-- Input records --
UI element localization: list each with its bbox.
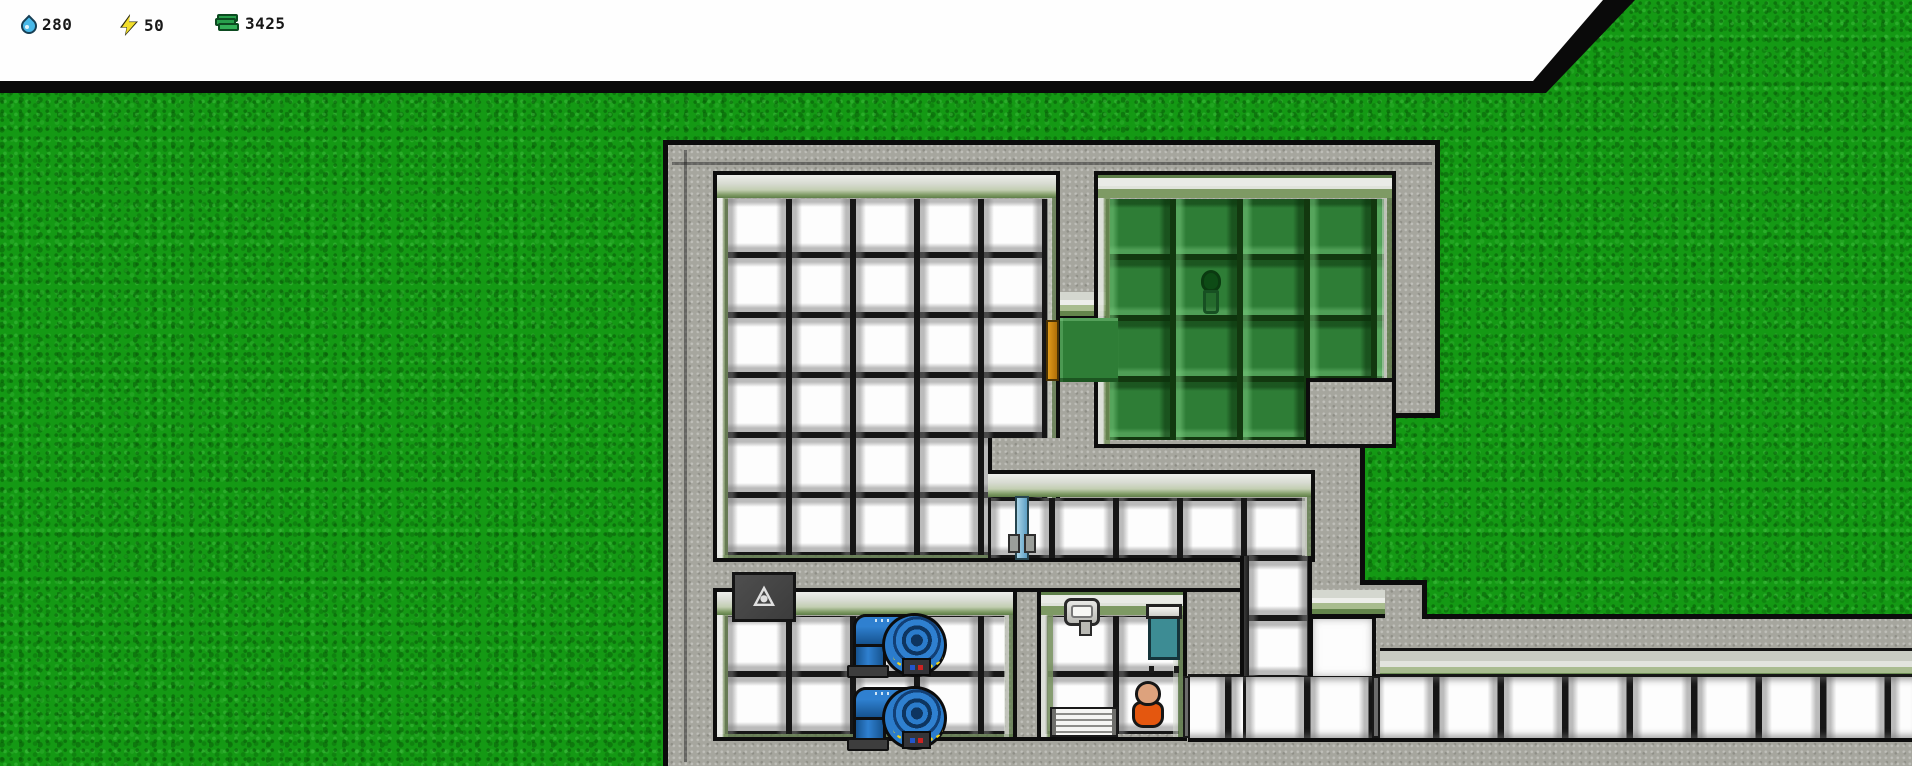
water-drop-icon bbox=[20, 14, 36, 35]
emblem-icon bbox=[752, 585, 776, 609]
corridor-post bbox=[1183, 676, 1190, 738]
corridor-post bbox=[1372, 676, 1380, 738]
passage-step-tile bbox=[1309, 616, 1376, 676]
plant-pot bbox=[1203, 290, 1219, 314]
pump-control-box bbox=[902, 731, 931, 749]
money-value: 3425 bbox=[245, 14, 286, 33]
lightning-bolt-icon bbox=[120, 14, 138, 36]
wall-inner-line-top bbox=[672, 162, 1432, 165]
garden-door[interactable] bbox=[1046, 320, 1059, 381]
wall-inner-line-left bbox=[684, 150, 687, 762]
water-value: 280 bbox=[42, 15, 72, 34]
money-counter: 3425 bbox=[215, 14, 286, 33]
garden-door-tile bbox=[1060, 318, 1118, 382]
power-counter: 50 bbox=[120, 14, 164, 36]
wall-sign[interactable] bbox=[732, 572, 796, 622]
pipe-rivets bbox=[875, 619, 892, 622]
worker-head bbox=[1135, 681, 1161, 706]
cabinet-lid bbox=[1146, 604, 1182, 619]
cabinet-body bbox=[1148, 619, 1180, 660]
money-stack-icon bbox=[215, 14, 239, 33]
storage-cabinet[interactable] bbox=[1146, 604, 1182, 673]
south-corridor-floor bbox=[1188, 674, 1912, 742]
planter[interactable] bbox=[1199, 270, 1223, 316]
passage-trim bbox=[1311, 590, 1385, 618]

-- Problem --
Reproduce every row above verbatim, leaving out the pictures.

-- Output --
UI element localization: list each with its bbox.
water-drop-icon bbox=[20, 14, 36, 35]
emblem-icon bbox=[752, 585, 776, 609]
corridor-post bbox=[1183, 676, 1190, 738]
corridor-post bbox=[1372, 676, 1380, 738]
passage-step-tile bbox=[1309, 616, 1376, 676]
plant-pot bbox=[1203, 290, 1219, 314]
pump-control-box bbox=[902, 731, 931, 749]
money-value: 3425 bbox=[245, 14, 286, 33]
lightning-bolt-icon bbox=[120, 14, 138, 36]
wall-inner-line-top bbox=[672, 162, 1432, 165]
garden-door[interactable] bbox=[1046, 320, 1059, 381]
wall-inner-line-left bbox=[684, 150, 687, 762]
water-value: 280 bbox=[42, 15, 72, 34]
money-counter: 3425 bbox=[215, 14, 286, 33]
garden-door-tile bbox=[1060, 318, 1118, 382]
power-counter: 50 bbox=[120, 14, 164, 36]
wall-sign[interactable] bbox=[732, 572, 796, 622]
pipe-rivets bbox=[875, 619, 892, 622]
worker-head bbox=[1135, 681, 1161, 706]
cabinet-lid bbox=[1146, 604, 1182, 619]
cabinet-body bbox=[1148, 619, 1180, 660]
money-stack-icon bbox=[215, 14, 239, 33]
storage-cabinet[interactable] bbox=[1146, 604, 1182, 673]
south-corridor-floor bbox=[1188, 674, 1912, 742]
planter[interactable] bbox=[1199, 270, 1223, 316]
passage-trim bbox=[1311, 590, 1385, 618]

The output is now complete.